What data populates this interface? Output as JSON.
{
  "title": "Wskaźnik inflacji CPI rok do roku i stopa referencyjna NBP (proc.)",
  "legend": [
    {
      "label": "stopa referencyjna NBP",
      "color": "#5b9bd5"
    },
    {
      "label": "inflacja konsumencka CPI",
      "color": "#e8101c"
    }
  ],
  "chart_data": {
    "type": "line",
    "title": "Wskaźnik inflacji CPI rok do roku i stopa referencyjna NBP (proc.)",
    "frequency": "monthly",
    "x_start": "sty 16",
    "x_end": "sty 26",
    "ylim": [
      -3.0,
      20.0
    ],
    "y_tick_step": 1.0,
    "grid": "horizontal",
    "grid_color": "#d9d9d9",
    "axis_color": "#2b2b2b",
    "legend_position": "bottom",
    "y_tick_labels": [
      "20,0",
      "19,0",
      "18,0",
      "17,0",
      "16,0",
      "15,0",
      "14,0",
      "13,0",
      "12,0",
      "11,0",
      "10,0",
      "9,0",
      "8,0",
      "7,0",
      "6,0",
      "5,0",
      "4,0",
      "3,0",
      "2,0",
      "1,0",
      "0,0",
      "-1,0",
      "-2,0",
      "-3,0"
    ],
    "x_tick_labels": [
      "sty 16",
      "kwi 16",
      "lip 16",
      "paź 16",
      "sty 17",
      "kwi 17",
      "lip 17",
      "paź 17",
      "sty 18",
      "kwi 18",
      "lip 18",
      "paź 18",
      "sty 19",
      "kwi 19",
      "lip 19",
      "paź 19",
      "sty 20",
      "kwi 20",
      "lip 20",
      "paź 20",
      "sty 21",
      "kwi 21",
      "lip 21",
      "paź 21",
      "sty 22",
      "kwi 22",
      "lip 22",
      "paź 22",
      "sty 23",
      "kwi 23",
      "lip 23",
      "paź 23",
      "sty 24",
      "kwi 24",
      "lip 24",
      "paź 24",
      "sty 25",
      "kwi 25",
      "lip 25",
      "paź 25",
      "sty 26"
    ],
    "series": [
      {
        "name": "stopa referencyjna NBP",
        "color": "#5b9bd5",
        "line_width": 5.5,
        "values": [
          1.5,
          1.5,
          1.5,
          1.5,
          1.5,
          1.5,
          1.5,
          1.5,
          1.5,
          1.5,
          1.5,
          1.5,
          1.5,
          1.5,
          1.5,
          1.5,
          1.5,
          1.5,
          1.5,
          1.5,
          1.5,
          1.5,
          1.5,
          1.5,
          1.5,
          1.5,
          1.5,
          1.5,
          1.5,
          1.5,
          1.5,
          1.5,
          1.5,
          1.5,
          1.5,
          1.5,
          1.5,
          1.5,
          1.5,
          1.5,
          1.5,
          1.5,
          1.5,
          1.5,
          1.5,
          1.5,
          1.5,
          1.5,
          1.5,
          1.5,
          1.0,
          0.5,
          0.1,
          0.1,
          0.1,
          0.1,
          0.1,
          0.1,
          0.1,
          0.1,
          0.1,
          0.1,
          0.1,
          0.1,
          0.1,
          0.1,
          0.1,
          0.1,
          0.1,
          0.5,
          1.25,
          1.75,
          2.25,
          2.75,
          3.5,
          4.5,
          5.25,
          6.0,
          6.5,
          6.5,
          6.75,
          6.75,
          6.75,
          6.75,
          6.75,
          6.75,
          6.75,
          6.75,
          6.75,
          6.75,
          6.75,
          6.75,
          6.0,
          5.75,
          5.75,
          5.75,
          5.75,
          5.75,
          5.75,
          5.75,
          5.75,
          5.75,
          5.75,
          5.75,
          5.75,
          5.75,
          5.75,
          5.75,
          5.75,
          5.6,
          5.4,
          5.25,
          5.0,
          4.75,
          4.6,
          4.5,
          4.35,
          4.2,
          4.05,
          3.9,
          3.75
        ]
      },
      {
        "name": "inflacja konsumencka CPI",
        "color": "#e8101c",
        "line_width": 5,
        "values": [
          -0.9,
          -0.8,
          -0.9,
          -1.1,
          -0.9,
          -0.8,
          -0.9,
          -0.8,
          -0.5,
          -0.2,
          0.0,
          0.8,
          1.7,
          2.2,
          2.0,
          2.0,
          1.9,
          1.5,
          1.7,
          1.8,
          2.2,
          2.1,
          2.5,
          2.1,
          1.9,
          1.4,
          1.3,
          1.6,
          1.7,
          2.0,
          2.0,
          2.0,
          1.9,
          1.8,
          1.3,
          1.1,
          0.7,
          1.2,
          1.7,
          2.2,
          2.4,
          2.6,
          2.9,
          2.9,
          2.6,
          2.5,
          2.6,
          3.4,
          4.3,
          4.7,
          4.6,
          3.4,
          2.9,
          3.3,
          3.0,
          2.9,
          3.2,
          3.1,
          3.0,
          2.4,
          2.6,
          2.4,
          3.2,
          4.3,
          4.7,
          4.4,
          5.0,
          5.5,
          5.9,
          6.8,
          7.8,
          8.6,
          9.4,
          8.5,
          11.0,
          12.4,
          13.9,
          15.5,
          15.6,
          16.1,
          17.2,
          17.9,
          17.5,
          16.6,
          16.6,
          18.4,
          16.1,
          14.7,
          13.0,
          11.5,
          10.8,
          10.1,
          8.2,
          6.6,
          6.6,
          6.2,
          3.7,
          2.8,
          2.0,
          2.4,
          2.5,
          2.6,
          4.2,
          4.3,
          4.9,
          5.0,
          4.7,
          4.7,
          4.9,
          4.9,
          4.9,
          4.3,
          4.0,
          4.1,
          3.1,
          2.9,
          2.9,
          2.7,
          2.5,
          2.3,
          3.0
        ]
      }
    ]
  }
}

···

WHAT YOU SHOULD DO:
The required output is the number of lines containing the word "name", and nothing besides.

RESPONSE TO THE EXERCISE:
2